╔══
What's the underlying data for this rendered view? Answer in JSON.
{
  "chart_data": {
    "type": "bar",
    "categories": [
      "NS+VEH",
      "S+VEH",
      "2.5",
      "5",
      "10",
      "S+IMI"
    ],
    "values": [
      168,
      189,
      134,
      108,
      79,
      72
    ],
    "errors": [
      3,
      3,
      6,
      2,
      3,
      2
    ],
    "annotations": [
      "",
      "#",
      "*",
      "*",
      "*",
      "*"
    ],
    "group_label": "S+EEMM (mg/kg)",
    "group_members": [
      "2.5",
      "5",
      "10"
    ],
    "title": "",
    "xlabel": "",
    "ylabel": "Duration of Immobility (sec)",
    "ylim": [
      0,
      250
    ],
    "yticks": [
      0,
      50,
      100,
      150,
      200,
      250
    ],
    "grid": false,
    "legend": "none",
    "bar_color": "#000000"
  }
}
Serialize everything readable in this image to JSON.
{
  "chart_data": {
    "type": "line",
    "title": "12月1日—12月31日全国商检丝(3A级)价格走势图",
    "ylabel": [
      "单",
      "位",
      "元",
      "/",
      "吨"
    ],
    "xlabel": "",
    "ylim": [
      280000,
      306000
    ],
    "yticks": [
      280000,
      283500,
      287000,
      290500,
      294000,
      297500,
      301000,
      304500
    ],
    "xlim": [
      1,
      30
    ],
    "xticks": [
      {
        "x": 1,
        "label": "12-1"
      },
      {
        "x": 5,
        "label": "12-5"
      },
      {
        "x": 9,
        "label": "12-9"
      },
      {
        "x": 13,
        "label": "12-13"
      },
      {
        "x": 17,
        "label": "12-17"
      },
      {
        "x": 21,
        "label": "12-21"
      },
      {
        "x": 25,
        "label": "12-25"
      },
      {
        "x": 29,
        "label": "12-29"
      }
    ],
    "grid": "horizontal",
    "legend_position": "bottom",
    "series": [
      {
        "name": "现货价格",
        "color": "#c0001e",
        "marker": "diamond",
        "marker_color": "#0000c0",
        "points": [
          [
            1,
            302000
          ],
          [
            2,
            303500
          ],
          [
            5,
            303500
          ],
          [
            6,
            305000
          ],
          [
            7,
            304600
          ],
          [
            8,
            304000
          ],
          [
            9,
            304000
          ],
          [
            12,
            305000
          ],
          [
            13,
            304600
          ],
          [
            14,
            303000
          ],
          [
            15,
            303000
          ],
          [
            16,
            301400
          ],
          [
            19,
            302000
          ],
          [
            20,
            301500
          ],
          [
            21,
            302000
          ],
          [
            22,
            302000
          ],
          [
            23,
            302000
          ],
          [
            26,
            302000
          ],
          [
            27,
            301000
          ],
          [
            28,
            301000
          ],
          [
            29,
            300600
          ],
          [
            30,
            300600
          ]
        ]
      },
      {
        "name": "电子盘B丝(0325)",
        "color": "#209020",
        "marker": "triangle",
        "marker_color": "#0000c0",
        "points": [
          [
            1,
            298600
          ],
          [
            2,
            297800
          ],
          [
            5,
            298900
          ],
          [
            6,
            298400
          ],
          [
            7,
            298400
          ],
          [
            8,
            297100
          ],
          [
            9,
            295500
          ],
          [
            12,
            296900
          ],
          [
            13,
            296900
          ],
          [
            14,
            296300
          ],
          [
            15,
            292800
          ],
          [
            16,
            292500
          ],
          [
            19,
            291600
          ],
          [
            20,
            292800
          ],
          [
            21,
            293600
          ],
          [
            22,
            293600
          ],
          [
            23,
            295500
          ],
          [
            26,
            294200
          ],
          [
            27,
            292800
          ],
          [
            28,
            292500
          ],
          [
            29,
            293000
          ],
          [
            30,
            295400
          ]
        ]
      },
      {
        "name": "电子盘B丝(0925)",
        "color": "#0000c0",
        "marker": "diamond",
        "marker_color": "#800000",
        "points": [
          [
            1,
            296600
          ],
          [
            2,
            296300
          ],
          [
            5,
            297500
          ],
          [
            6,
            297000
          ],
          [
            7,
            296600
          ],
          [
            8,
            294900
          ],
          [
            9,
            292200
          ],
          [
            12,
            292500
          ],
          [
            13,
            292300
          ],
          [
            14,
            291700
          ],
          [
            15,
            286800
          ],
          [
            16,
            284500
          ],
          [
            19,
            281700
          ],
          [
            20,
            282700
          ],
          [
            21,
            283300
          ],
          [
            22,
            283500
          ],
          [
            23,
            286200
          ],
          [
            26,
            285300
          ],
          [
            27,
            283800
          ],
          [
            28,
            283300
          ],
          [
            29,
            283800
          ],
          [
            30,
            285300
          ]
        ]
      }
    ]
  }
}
╚══
╔══
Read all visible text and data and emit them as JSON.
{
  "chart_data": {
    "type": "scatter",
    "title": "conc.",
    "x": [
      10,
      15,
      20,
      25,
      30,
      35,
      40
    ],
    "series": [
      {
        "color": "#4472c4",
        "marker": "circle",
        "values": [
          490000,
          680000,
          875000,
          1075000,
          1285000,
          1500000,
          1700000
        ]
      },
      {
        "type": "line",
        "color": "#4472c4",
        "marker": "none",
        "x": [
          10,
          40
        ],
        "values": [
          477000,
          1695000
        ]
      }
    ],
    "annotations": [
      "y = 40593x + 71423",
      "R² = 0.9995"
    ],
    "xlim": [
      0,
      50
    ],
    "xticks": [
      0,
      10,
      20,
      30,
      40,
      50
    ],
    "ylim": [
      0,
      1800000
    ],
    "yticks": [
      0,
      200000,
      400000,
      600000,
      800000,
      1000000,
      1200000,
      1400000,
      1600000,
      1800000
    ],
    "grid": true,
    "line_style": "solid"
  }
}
╚══
╔══
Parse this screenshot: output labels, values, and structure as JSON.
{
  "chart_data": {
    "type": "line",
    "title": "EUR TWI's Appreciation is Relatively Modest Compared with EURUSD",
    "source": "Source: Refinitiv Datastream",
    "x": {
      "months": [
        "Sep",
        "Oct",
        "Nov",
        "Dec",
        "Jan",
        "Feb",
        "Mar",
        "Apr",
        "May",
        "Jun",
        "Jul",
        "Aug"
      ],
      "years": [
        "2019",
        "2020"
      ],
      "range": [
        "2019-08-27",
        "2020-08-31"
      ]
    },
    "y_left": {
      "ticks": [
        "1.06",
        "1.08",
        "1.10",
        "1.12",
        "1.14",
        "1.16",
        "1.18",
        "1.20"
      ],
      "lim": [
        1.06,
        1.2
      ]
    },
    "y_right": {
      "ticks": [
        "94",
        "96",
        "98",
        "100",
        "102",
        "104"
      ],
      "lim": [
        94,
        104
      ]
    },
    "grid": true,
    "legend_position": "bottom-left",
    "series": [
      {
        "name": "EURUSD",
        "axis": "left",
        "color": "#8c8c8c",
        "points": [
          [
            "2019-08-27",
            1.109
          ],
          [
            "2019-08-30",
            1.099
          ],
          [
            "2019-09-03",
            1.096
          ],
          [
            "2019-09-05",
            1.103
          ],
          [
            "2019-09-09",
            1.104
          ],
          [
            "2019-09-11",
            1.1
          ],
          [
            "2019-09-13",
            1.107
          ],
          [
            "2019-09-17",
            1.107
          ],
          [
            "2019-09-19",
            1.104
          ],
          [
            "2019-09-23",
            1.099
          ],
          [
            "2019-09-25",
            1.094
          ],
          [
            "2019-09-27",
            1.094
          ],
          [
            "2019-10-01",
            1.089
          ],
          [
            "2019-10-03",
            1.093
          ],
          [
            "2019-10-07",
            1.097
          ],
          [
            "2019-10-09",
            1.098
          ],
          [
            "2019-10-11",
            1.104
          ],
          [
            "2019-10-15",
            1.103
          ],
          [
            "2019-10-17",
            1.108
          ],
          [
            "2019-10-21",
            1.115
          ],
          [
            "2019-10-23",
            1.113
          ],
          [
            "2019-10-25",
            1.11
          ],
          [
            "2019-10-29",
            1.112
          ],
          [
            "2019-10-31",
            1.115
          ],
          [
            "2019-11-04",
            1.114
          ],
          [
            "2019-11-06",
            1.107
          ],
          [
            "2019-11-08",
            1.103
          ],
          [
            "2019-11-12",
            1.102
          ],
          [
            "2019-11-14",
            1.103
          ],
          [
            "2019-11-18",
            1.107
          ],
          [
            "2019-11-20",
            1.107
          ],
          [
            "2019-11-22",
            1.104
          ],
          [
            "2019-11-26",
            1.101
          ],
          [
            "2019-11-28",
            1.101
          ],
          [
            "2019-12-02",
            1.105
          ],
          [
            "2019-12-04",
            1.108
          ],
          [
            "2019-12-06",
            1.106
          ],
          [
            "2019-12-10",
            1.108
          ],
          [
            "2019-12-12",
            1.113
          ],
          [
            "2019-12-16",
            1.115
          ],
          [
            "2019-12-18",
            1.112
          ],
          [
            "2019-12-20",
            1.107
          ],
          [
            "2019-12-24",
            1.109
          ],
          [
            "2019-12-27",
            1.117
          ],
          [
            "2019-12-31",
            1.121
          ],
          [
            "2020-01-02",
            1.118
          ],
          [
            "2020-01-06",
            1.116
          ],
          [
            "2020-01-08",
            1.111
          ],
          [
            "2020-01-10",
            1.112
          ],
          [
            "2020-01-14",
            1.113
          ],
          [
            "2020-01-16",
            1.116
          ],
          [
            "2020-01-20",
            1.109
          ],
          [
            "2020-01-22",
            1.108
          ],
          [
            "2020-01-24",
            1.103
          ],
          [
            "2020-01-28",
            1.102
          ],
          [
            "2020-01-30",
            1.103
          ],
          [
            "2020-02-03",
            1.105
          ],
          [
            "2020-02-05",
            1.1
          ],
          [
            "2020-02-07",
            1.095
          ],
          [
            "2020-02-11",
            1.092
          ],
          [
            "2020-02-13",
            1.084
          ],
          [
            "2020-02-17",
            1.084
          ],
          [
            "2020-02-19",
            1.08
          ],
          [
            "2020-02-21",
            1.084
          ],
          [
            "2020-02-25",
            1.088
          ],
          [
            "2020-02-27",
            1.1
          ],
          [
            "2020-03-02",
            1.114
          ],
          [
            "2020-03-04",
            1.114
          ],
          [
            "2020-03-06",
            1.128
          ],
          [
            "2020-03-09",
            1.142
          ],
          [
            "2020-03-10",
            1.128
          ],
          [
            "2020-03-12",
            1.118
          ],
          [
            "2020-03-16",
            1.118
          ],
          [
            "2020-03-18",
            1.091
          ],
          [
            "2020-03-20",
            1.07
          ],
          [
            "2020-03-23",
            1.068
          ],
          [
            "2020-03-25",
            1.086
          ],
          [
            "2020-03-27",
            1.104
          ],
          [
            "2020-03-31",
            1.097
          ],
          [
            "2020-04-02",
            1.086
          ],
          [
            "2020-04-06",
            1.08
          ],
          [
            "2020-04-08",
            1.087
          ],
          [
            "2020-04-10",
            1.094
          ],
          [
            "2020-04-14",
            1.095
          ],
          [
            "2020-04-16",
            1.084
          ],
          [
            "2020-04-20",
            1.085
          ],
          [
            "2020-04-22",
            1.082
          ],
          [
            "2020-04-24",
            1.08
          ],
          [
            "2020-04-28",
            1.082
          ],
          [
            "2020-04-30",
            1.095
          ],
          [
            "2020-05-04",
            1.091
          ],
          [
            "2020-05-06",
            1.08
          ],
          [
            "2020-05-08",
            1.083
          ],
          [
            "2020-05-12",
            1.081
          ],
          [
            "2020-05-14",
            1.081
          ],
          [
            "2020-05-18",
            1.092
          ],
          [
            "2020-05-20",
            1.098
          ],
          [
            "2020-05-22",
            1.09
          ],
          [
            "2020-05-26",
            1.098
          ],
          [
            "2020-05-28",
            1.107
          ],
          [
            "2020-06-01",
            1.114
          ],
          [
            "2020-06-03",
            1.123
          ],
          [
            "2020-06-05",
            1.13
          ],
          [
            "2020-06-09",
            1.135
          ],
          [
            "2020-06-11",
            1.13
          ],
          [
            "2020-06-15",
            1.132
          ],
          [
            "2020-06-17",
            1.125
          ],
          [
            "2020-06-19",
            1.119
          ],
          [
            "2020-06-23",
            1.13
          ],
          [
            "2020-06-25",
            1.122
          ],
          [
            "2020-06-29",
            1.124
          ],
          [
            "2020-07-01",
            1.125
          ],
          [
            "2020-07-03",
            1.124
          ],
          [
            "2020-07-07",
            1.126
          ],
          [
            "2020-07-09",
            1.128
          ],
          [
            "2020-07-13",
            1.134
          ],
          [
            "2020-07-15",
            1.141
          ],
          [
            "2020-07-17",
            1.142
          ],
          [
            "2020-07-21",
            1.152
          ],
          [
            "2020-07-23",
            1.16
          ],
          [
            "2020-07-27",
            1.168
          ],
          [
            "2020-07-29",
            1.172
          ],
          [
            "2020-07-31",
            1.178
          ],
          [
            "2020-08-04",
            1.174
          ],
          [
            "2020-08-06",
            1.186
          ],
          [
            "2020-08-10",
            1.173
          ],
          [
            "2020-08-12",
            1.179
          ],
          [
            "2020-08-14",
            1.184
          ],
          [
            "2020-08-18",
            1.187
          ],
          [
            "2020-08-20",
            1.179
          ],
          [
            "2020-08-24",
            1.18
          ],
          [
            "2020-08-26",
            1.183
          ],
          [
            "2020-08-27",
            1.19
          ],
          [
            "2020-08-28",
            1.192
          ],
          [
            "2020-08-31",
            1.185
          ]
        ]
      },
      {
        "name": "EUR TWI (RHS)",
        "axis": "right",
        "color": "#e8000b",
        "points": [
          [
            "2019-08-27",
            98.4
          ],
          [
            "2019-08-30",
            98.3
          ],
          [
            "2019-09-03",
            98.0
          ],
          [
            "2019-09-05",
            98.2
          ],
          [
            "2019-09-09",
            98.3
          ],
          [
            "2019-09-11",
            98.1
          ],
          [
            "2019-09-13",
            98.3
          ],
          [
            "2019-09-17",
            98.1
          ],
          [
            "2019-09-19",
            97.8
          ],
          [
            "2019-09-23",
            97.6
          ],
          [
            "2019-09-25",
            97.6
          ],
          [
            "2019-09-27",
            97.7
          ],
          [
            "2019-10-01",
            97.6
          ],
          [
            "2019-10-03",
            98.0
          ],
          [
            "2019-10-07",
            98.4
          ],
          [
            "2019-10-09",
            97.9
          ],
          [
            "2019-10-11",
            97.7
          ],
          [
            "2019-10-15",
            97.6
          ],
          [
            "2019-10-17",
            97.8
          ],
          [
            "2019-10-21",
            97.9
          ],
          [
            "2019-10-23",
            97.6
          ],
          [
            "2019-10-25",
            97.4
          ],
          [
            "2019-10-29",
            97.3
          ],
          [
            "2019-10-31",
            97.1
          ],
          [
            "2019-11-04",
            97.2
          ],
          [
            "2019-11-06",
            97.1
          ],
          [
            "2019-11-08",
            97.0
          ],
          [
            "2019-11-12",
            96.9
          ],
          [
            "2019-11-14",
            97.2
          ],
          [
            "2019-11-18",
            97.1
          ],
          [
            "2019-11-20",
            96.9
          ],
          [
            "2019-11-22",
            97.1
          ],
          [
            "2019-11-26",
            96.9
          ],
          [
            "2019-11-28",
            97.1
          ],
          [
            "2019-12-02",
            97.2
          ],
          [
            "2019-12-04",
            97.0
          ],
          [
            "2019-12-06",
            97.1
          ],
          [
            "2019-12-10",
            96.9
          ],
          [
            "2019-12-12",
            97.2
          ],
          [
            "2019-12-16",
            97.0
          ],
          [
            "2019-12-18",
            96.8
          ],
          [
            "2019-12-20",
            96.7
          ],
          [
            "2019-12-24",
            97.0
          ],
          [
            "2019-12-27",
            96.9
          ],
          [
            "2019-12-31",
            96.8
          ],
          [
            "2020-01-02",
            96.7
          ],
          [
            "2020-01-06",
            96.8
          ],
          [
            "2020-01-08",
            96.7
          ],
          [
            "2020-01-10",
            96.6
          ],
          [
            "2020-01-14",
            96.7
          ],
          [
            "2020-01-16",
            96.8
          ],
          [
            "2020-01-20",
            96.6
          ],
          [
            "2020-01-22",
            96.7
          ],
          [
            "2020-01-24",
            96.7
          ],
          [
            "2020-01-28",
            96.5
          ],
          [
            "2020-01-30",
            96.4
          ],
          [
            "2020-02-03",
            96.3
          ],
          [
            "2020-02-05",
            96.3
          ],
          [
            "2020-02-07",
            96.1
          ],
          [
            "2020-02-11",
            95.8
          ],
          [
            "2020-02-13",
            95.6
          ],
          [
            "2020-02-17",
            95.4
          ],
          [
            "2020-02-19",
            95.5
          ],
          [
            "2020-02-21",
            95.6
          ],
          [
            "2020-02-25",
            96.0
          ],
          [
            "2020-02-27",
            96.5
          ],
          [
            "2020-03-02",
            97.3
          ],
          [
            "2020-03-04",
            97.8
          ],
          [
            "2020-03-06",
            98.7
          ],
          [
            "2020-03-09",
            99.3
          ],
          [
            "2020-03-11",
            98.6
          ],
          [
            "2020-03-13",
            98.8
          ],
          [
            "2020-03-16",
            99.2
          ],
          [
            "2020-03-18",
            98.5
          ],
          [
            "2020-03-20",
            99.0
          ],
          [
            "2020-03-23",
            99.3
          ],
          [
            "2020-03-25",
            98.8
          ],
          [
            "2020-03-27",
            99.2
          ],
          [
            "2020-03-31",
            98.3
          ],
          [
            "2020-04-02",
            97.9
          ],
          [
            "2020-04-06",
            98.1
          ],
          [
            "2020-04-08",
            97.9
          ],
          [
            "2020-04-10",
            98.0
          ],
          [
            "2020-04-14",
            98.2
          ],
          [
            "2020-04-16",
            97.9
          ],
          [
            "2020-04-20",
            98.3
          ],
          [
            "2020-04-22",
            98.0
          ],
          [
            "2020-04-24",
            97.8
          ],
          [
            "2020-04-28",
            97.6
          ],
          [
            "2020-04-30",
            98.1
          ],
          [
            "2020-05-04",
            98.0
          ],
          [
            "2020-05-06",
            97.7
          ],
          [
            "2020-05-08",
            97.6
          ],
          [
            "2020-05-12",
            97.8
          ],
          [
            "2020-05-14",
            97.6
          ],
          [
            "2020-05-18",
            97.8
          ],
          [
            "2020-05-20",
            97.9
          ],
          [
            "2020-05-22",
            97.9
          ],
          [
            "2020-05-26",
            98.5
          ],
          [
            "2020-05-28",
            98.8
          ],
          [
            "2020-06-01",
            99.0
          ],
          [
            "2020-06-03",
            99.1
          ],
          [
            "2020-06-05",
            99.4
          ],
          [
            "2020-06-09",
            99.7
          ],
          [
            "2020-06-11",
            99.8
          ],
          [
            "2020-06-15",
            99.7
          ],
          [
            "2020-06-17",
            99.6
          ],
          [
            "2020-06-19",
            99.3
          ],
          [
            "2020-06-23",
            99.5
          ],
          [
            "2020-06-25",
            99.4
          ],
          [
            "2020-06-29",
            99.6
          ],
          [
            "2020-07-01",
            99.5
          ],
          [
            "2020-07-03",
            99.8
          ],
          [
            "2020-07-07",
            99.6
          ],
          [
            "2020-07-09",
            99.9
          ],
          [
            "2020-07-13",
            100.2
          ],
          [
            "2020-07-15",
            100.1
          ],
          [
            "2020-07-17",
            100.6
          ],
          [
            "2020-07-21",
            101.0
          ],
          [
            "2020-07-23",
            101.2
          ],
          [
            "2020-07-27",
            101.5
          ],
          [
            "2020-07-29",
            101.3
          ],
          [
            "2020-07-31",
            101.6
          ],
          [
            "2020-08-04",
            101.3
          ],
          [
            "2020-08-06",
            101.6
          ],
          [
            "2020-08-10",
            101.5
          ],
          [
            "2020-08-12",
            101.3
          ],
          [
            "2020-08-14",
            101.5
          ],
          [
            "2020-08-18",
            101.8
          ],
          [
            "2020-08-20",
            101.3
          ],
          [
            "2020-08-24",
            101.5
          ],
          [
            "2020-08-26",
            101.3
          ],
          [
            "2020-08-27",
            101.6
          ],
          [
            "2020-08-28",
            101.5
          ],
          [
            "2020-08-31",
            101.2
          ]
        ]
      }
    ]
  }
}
╚══
* **What is required**: Return only those lines of the records that contain the string "ylabel".

* **Completed task**:
    "ylabel": "Duration of Immobility (sec)",
    "ylabel": [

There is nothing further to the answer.